* Set task *
Each record below should be output verbatim, without pictures.

---------- Recorded data ----------

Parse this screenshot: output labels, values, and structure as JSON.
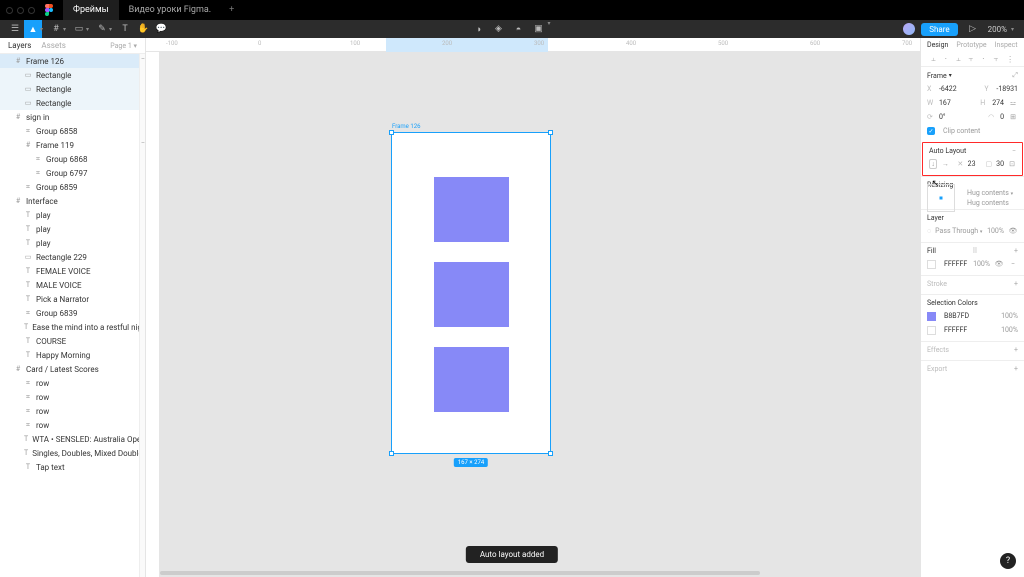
{
  "tabs": {
    "file1": "Фреймы",
    "file2": "Видео уроки Figma."
  },
  "toolbar": {
    "zoom": "200%"
  },
  "share_label": "Share",
  "left": {
    "tab_layers": "Layers",
    "tab_assets": "Assets",
    "page": "Page 1",
    "items": [
      {
        "label": "Frame 126",
        "depth": 1,
        "sel": true,
        "icon": "#"
      },
      {
        "label": "Rectangle",
        "depth": 2,
        "range": true,
        "icon": "▭"
      },
      {
        "label": "Rectangle",
        "depth": 2,
        "range": true,
        "icon": "▭"
      },
      {
        "label": "Rectangle",
        "depth": 2,
        "range": true,
        "icon": "▭"
      },
      {
        "label": "sign in",
        "depth": 1,
        "icon": "#"
      },
      {
        "label": "Group 6858",
        "depth": 2,
        "icon": "⌗"
      },
      {
        "label": "Frame 119",
        "depth": 2,
        "icon": "#"
      },
      {
        "label": "Group 6868",
        "depth": 3,
        "icon": "⌗"
      },
      {
        "label": "Group 6797",
        "depth": 3,
        "icon": "⌗"
      },
      {
        "label": "Group 6859",
        "depth": 2,
        "icon": "⌗"
      },
      {
        "label": "Interface",
        "depth": 1,
        "icon": "#"
      },
      {
        "label": "play",
        "depth": 2,
        "icon": "T"
      },
      {
        "label": "play",
        "depth": 2,
        "icon": "T"
      },
      {
        "label": "play",
        "depth": 2,
        "icon": "T"
      },
      {
        "label": "Rectangle 229",
        "depth": 2,
        "icon": "▭"
      },
      {
        "label": "FEMALE VOICE",
        "depth": 2,
        "icon": "T"
      },
      {
        "label": "MALE VOICE",
        "depth": 2,
        "icon": "T"
      },
      {
        "label": "Pick a Narrator",
        "depth": 2,
        "icon": "T"
      },
      {
        "label": "Group 6839",
        "depth": 2,
        "icon": "⌗"
      },
      {
        "label": "Ease the mind into a restful night's sleep with t...",
        "depth": 2,
        "icon": "T"
      },
      {
        "label": "COURSE",
        "depth": 2,
        "icon": "T"
      },
      {
        "label": "Happy Morning",
        "depth": 2,
        "icon": "T"
      },
      {
        "label": "Card / Latest Scores",
        "depth": 1,
        "icon": "#"
      },
      {
        "label": "row",
        "depth": 2,
        "icon": "⌗"
      },
      {
        "label": "row",
        "depth": 2,
        "icon": "⌗"
      },
      {
        "label": "row",
        "depth": 2,
        "icon": "⌗"
      },
      {
        "label": "row",
        "depth": 2,
        "icon": "⌗"
      },
      {
        "label": "WTA • SENSLED: Australia Open, hard",
        "depth": 2,
        "icon": "T"
      },
      {
        "label": "Singles, Doubles, Mixed Doubles",
        "depth": 2,
        "icon": "T"
      },
      {
        "label": "Tap text",
        "depth": 2,
        "icon": "T"
      }
    ]
  },
  "ruler": {
    "marks": [
      "-100",
      "0",
      "100",
      "200",
      "300",
      "400",
      "500",
      "600",
      "700"
    ]
  },
  "canvas": {
    "frame_label": "Frame 126",
    "dim_badge": "167 × 274"
  },
  "right": {
    "tab_design": "Design",
    "tab_prototype": "Prototype",
    "tab_inspect": "Inspect",
    "frame": {
      "title": "Frame",
      "x_lbl": "X",
      "x": "-6422",
      "y_lbl": "Y",
      "y": "-18931",
      "w_lbl": "W",
      "w": "167",
      "h_lbl": "H",
      "h": "274",
      "rot_lbl": "⟳",
      "rot": "0°",
      "rad_lbl": "◠",
      "rad": "0",
      "clip": "Clip content"
    },
    "autolayout": {
      "title": "Auto Layout",
      "gap": "23",
      "pad": "30"
    },
    "resizing": {
      "title": "Resizing",
      "h": "Hug contents",
      "v": "Hug contents"
    },
    "layer": {
      "title": "Layer",
      "mode": "Pass Through",
      "opacity": "100%"
    },
    "fill": {
      "title": "Fill",
      "hex": "FFFFFF",
      "opacity": "100%"
    },
    "stroke": {
      "title": "Stroke"
    },
    "selcolors": {
      "title": "Selection Colors",
      "c1": "B8B7FD",
      "o1": "100%",
      "c2": "FFFFFF",
      "o2": "100%"
    },
    "effects": {
      "title": "Effects"
    },
    "export": {
      "title": "Export"
    }
  },
  "toast": "Auto layout added",
  "help": "?"
}
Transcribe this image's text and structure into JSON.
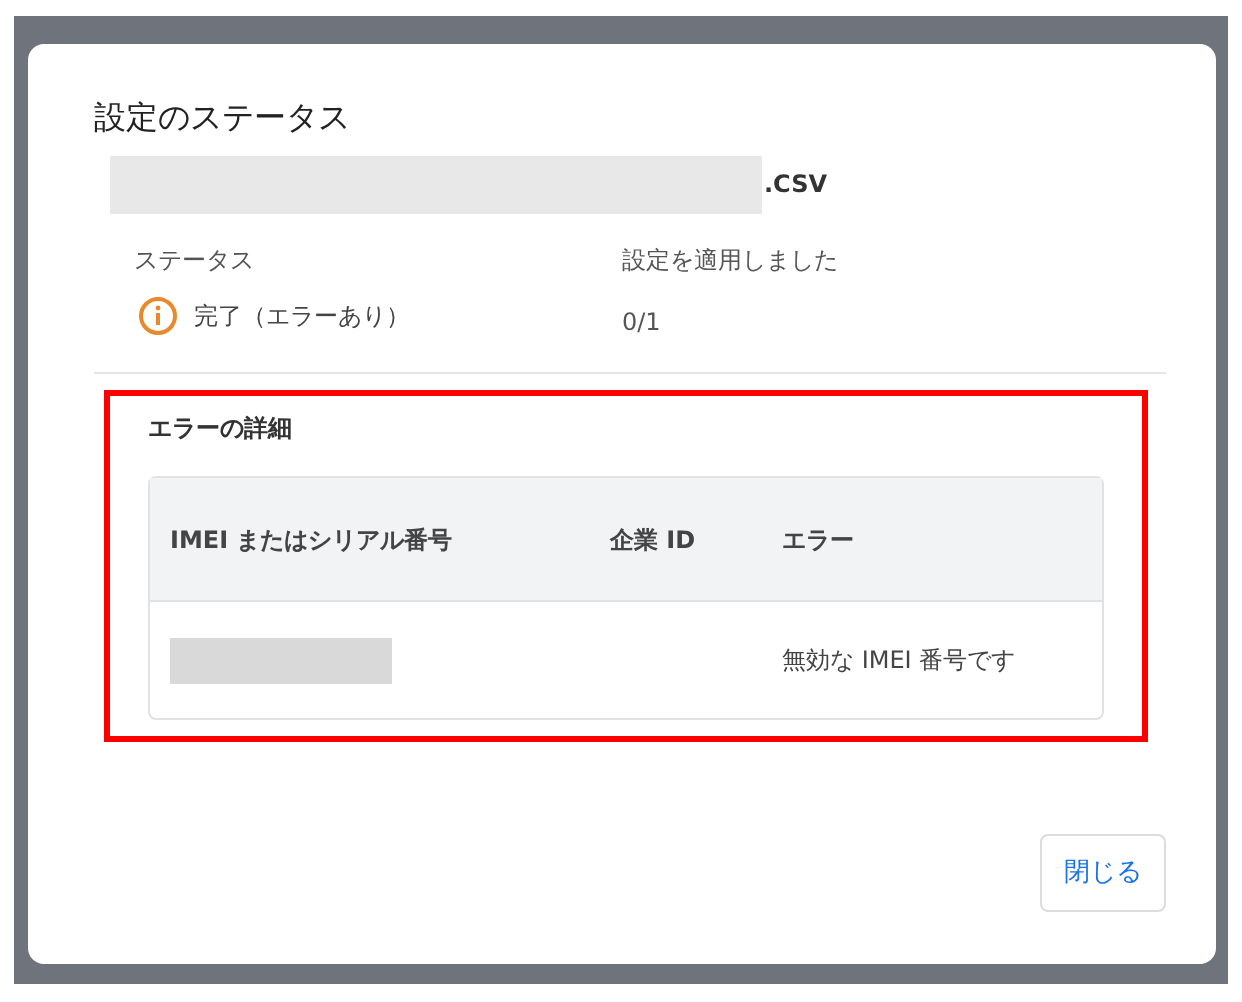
{
  "dialog": {
    "title": "設定のステータス",
    "file": {
      "redacted": true,
      "extension": ".CSV"
    },
    "status": {
      "label": "ステータス",
      "value": "完了（エラーあり）"
    },
    "applied": {
      "label": "設定を適用しました",
      "value": "0/1"
    },
    "error_details": {
      "highlighted": true,
      "title": "エラーの詳細",
      "table": {
        "columns": [
          "IMEI またはシリアル番号",
          "企業 ID",
          "エラー"
        ],
        "rows": [
          {
            "redacted": true,
            "error": "無効な IMEI 番号です"
          }
        ]
      }
    },
    "buttons": [
      "閉じる"
    ]
  }
}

----------

* Reply *
Parse this screenshot: output labels, values, and structure as JSON.
{
  "tabs": {
    "file1": "Фреймы",
    "file2": "Видео уроки Figma."
  },
  "toolbar": {
    "zoom": "200%"
  },
  "share_label": "Share",
  "left": {
    "tab_layers": "Layers",
    "tab_assets": "Assets",
    "page": "Page 1",
    "items": [
      {
        "label": "Frame 126",
        "depth": 1,
        "sel": true,
        "icon": "#"
      },
      {
        "label": "Rectangle",
        "depth": 2,
        "range": true,
        "icon": "▭"
      },
      {
        "label": "Rectangle",
        "depth": 2,
        "range": true,
        "icon": "▭"
      },
      {
        "label": "Rectangle",
        "depth": 2,
        "range": true,
        "icon": "▭"
      },
      {
        "label": "sign in",
        "depth": 1,
        "icon": "#"
      },
      {
        "label": "Group 6858",
        "depth": 2,
        "icon": "⌗"
      },
      {
        "label": "Frame 119",
        "depth": 2,
        "icon": "#"
      },
      {
        "label": "Group 6868",
        "depth": 3,
        "icon": "⌗"
      },
      {
        "label": "Group 6797",
        "depth": 3,
        "icon": "⌗"
      },
      {
        "label": "Group 6859",
        "depth": 2,
        "icon": "⌗"
      },
      {
        "label": "Interface",
        "depth": 1,
        "icon": "#"
      },
      {
        "label": "play",
        "depth": 2,
        "icon": "T"
      },
      {
        "label": "play",
        "depth": 2,
        "icon": "T"
      },
      {
        "label": "play",
        "depth": 2,
        "icon": "T"
      },
      {
        "label": "Rectangle 229",
        "depth": 2,
        "icon": "▭"
      },
      {
        "label": "FEMALE VOICE",
        "depth": 2,
        "icon": "T"
      },
      {
        "label": "MALE VOICE",
        "depth": 2,
        "icon": "T"
      },
      {
        "label": "Pick a Narrator",
        "depth": 2,
        "icon": "T"
      },
      {
        "label": "Group 6839",
        "depth": 2,
        "icon": "⌗"
      },
      {
        "label": "Ease the mind into a restful night's sleep with t...",
        "depth": 2,
        "icon": "T"
      },
      {
        "label": "COURSE",
        "depth": 2,
        "icon": "T"
      },
      {
        "label": "Happy Morning",
        "depth": 2,
        "icon": "T"
      },
      {
        "label": "Card / Latest Scores",
        "depth": 1,
        "icon": "#"
      },
      {
        "label": "row",
        "depth": 2,
        "icon": "⌗"
      },
      {
        "label": "row",
        "depth": 2,
        "icon": "⌗"
      },
      {
        "label": "row",
        "depth": 2,
        "icon": "⌗"
      },
      {
        "label": "row",
        "depth": 2,
        "icon": "⌗"
      },
      {
        "label": "WTA • SENSLED: Australia Open, hard",
        "depth": 2,
        "icon": "T"
      },
      {
        "label": "Singles, Doubles, Mixed Doubles",
        "depth": 2,
        "icon": "T"
      },
      {
        "label": "Tap text",
        "depth": 2,
        "icon": "T"
      }
    ]
  },
  "ruler": {
    "marks": [
      "-100",
      "0",
      "100",
      "200",
      "300",
      "400",
      "500",
      "600",
      "700"
    ]
  },
  "canvas": {
    "frame_label": "Frame 126",
    "dim_badge": "167 × 274"
  },
  "right": {
    "tab_design": "Design",
    "tab_prototype": "Prototype",
    "tab_inspect": "Inspect",
    "frame": {
      "title": "Frame",
      "x_lbl": "X",
      "x": "-6422",
      "y_lbl": "Y",
      "y": "-18931",
      "w_lbl": "W",
      "w": "167",
      "h_lbl": "H",
      "h": "274",
      "rot_lbl": "⟳",
      "rot": "0°",
      "rad_lbl": "◠",
      "rad": "0",
      "clip": "Clip content"
    },
    "autolayout": {
      "title": "Auto Layout",
      "gap": "23",
      "pad": "30"
    },
    "resizing": {
      "title": "Resizing",
      "h": "Hug contents",
      "v": "Hug contents"
    },
    "layer": {
      "title": "Layer",
      "mode": "Pass Through",
      "opacity": "100%"
    },
    "fill": {
      "title": "Fill",
      "hex": "FFFFFF",
      "opacity": "100%"
    },
    "stroke": {
      "title": "Stroke"
    },
    "selcolors": {
      "title": "Selection Colors",
      "c1": "B8B7FD",
      "o1": "100%",
      "c2": "FFFFFF",
      "o2": "100%"
    },
    "effects": {
      "title": "Effects"
    },
    "export": {
      "title": "Export"
    }
  },
  "toast": "Auto layout added",
  "help": "?"
}
Transcribe this image's text and structure into JSON.
{
  "dialog": {
    "title": "設定のステータス",
    "file": {
      "redacted": true,
      "extension": ".CSV"
    },
    "status": {
      "label": "ステータス",
      "value": "完了（エラーあり）"
    },
    "applied": {
      "label": "設定を適用しました",
      "value": "0/1"
    },
    "error_details": {
      "highlighted": true,
      "title": "エラーの詳細",
      "table": {
        "columns": [
          "IMEI またはシリアル番号",
          "企業 ID",
          "エラー"
        ],
        "rows": [
          {
            "redacted": true,
            "error": "無効な IMEI 番号です"
          }
        ]
      }
    },
    "buttons": [
      "閉じる"
    ]
  }
}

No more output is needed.